Raw records:
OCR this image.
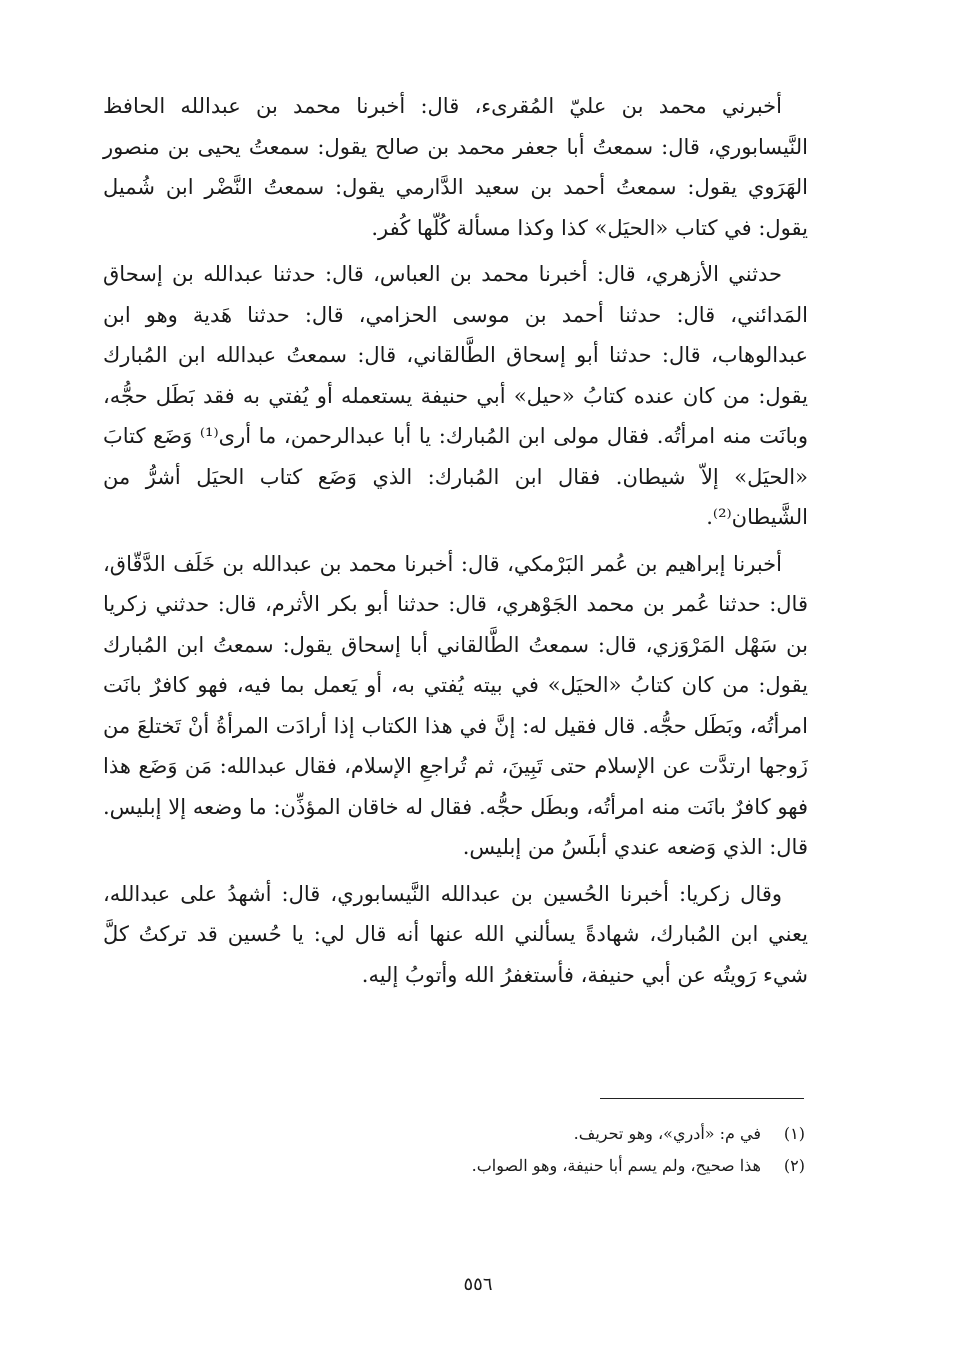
أخبرني محمد بن عليّ المُقرىء، قال: أخبرنا محمد بن عبدالله الحافظ النَّيسابوري، قال: سمعتُ أبا جعفر محمد بن صالح يقول: سمعتُ يحيى بن منصور الهَرَوي يقول: سمعتُ أحمد بن سعيد الدَّارمي يقول: سمعتُ النَّضْر ابن شُميل يقول: في كتاب «الحيَل» كذا وكذا مسألة كُلّها كُفر.

حدثني الأزهري، قال: أخبرنا محمد بن العباس، قال: حدثنا عبدالله بن إسحاق المَدائني، قال: حدثنا أحمد بن موسى الحزامي، قال: حدثنا هَدية وهو ابن عبدالوهاب، قال: حدثنا أبو إسحاق الطَّالقاني، قال: سمعتُ عبدالله ابن المُبارك يقول: من كان عنده كتابُ «حيل» أبي حنيفة يستعمله أو يُفتي به فقد بَطَل حجُّه، وبانَت منه امرأتُه. فقال مولى ابن المُبارك: يا أبا عبدالرحمن، ما أرى⁽¹⁾ وَضَع كتابَ «الحيَل» إلاّ شيطان. فقال ابن المُبارك: الذي وَضَع كتاب الحيَل أشرُّ من الشَّيطان⁽²⁾.

أخبرنا إبراهيم بن عُمر البَرْمكي، قال: أخبرنا محمد بن عبدالله بن خَلَف الدَّقّاق، قال: حدثنا عُمر بن محمد الجَوْهري، قال: حدثنا أبو بكر الأثرم، قال: حدثني زكريا بن سَهْل المَرْوَزي، قال: سمعتُ الطَّالقاني أبا إسحاق يقول: سمعتُ ابن المُبارك يقول: من كان كتابُ «الحيَل» في بيته يُفتي به، أو يَعمل بما فيه، فهو كافرٌ بانَت امرأتُه، وبَطَل حجُّه. قال فقيل له: إنَّ في هذا الكتاب إذا أرادَت المرأةُ أنْ تَختلعَ من زَوجها ارتدَّت عن الإسلام حتى تَبِينَ، ثم تُراجعِ الإسلام، فقال عبدالله: مَن وَضَع هذا فهو كافرٌ بانَت منه امرأتُه، وبطَل حجُّه. فقال له خاقان المؤذِّن: ما وضعه إلا إبليس. قال: الذي وَضعه عندي أبلَسُ من إبليس.

وقال زكريا: أخبرنا الحُسين بن عبدالله النَّيسابوري، قال: أشهدُ على عبدالله، يعني ابن المُبارك، شهادةً يسألني الله عنها أنه قال لي: يا حُسين قد تركتُ كلَّ شيء رَويتُه عن أبي حنيفة، فأستغفرُ الله وأتوبُ إليه.

(١)في م: «أدري»، وهو تحريف.
(٢)هذا صحيح، ولم يسم أبا حنيفة، وهو الصواب.
٥٥٦
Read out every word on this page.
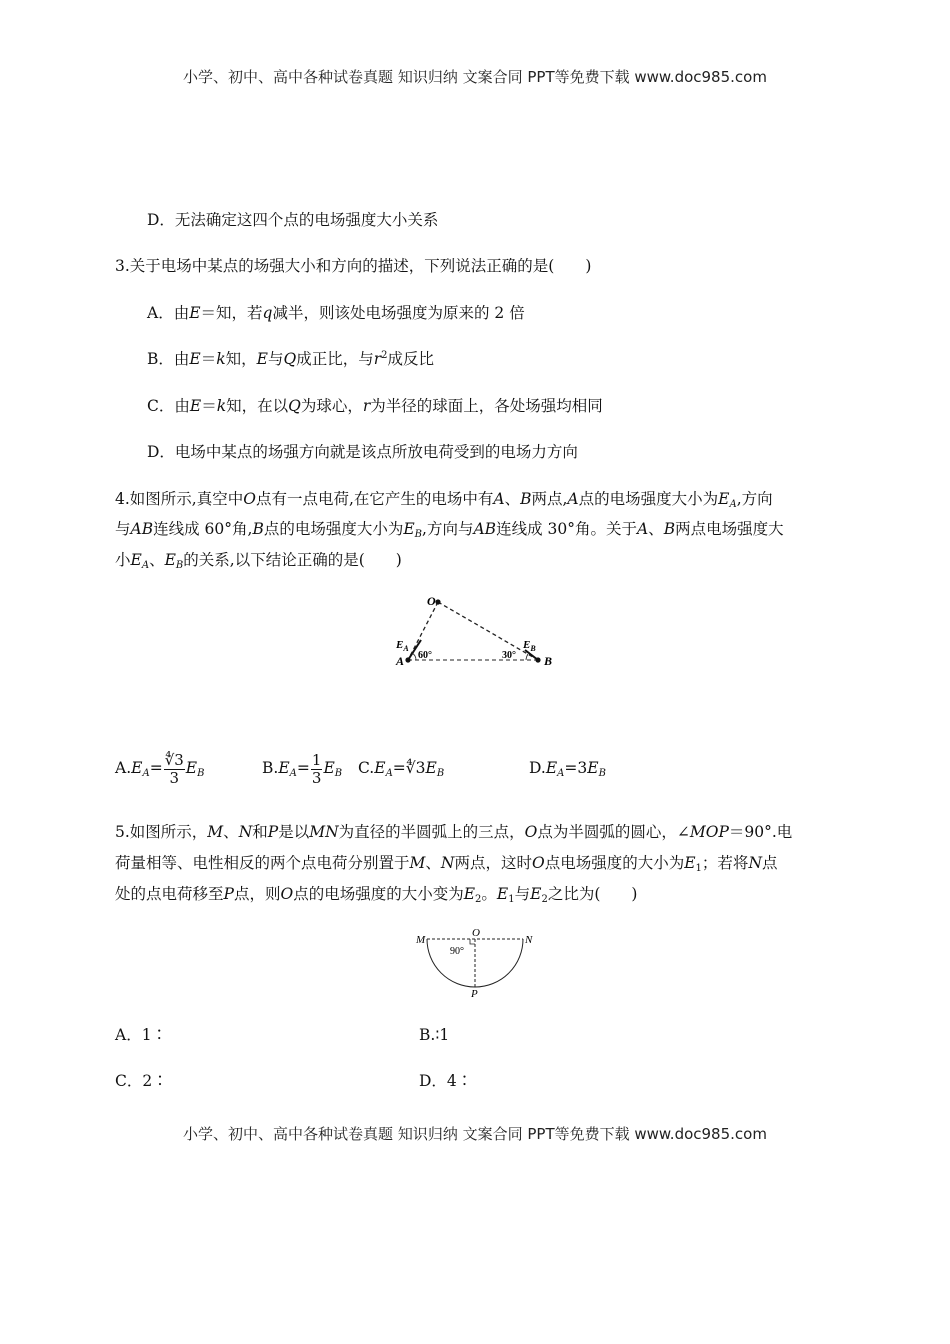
小学、初中、高中各种试卷真题 知识归纳 文案合同 PPT等免费下载 www.doc985.com
D．无法确定这四个点的电场强度大小关系
3.关于电场中某点的场强大小和方向的描述，下列说法正确的是(　　)
A．由E＝知，若q减半，则该处电场强度为原来的 2 倍
B．由E＝k知，E与Q成正比，与$r^2$成反比
C．由E＝k知，在以Q为球心，r为半径的球面上，各处场强均相同
D．电场中某点的场强方向就是该点所放电荷受到的电场力方向
4.如图所示,真空中O点有一点电荷,在它产生的电场中有A、B两点,A点的电场强度大小为$E_A$,方向
与AB连线成 60°角,B点的电场强度大小为$E_B$,方向与AB连线成 30°角。关于A、B两点电场强度大
小$E_A$、$E_B$的关系,以下结论正确的是(　　)
O
$E_A$	$E_B$
A	B
60°	30°
$A.E_A= \frac{∜3}{3} E_B$	$B.E_A= \frac{1}{3} E_B$ $C.E_A=∜3E_B$	$D.E_A=3E_B$
5.如图所示，M、N和P是以MN为直径的半圆弧上的三点，O点为半圆弧的圆心，∠MOP＝90°.电
荷量相等、电性相反的两个点电荷分别置于M、N两点，这时O点电场强度的大小为$E_1$；若将N点
处的点电荷移至P点，则O点的电场强度的大小变为$E_2$。$E_1$与$E_2$之比为(　　)
M
O
N
P
90°
A．1∶	B.∶1
C．2∶	D．4∶
小学、初中、高中各种试卷真题 知识归纳 文案合同 PPT等免费下载 www.doc985.com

PROBLEM: Make an exact copy of the whole listing, but don't bring over any pictures.

CORRECT RESULT:
OCR this image.
أخبرني محمد بن عليّ المُقرىء، قال: أخبرنا محمد بن عبدالله الحافظ النَّيسابوري، قال: سمعتُ أبا جعفر محمد بن صالح يقول: سمعتُ يحيى بن منصور الهَرَوي يقول: سمعتُ أحمد بن سعيد الدَّارمي يقول: سمعتُ النَّضْر ابن شُميل يقول: في كتاب «الحيَل» كذا وكذا مسألة كُلّها كُفر.

حدثني الأزهري، قال: أخبرنا محمد بن العباس، قال: حدثنا عبدالله بن إسحاق المَدائني، قال: حدثنا أحمد بن موسى الحزامي، قال: حدثنا هَدية وهو ابن عبدالوهاب، قال: حدثنا أبو إسحاق الطَّالقاني، قال: سمعتُ عبدالله ابن المُبارك يقول: من كان عنده كتابُ «حيل» أبي حنيفة يستعمله أو يُفتي به فقد بَطَل حجُّه، وبانَت منه امرأتُه. فقال مولى ابن المُبارك: يا أبا عبدالرحمن، ما أرى⁽¹⁾ وَضَع كتابَ «الحيَل» إلاّ شيطان. فقال ابن المُبارك: الذي وَضَع كتاب الحيَل أشرُّ من الشَّيطان⁽²⁾.

أخبرنا إبراهيم بن عُمر البَرْمكي، قال: أخبرنا محمد بن عبدالله بن خَلَف الدَّقّاق، قال: حدثنا عُمر بن محمد الجَوْهري، قال: حدثنا أبو بكر الأثرم، قال: حدثني زكريا بن سَهْل المَرْوَزي، قال: سمعتُ الطَّالقاني أبا إسحاق يقول: سمعتُ ابن المُبارك يقول: من كان كتابُ «الحيَل» في بيته يُفتي به، أو يَعمل بما فيه، فهو كافرٌ بانَت امرأتُه، وبَطَل حجُّه. قال فقيل له: إنَّ في هذا الكتاب إذا أرادَت المرأةُ أنْ تَختلعَ من زَوجها ارتدَّت عن الإسلام حتى تَبِينَ، ثم تُراجعِ الإسلام، فقال عبدالله: مَن وَضَع هذا فهو كافرٌ بانَت منه امرأتُه، وبطَل حجُّه. فقال له خاقان المؤذِّن: ما وضعه إلا إبليس. قال: الذي وَضعه عندي أبلَسُ من إبليس.

وقال زكريا: أخبرنا الحُسين بن عبدالله النَّيسابوري، قال: أشهدُ على عبدالله، يعني ابن المُبارك، شهادةً يسألني الله عنها أنه قال لي: يا حُسين قد تركتُ كلَّ شيء رَويتُه عن أبي حنيفة، فأستغفرُ الله وأتوبُ إليه.

(١)في م: «أدري»، وهو تحريف.
(٢)هذا صحيح، ولم يسم أبا حنيفة، وهو الصواب.
٥٥٦
Read out every word on this page.
小学、初中、高中各种试卷真题 知识归纳 文案合同 PPT等免费下载 www.doc985.com
D．无法确定这四个点的电场强度大小关系
3.关于电场中某点的场强大小和方向的描述，下列说法正确的是(　　)
A．由E＝知，若q减半，则该处电场强度为原来的 2 倍
B．由E＝k知，E与Q成正比，与$r^2$成反比
C．由E＝k知，在以Q为球心，r为半径的球面上，各处场强均相同
D．电场中某点的场强方向就是该点所放电荷受到的电场力方向
4.如图所示,真空中O点有一点电荷,在它产生的电场中有A、B两点,A点的电场强度大小为$E_A$,方向
与AB连线成 60°角,B点的电场强度大小为$E_B$,方向与AB连线成 30°角。关于A、B两点电场强度大
小$E_A$、$E_B$的关系,以下结论正确的是(　　)
O
$E_A$	$E_B$
A	B
60°	30°
$A.E_A= \frac{∜3}{3} E_B$	$B.E_A= \frac{1}{3} E_B$ $C.E_A=∜3E_B$	$D.E_A=3E_B$
5.如图所示，M、N和P是以MN为直径的半圆弧上的三点，O点为半圆弧的圆心，∠MOP＝90°.电
荷量相等、电性相反的两个点电荷分别置于M、N两点，这时O点电场强度的大小为$E_1$；若将N点
处的点电荷移至P点，则O点的电场强度的大小变为$E_2$。$E_1$与$E_2$之比为(　　)
M
O
N
P
90°
A．1∶	B.∶1
C．2∶	D．4∶
小学、初中、高中各种试卷真题 知识归纳 文案合同 PPT等免费下载 www.doc985.com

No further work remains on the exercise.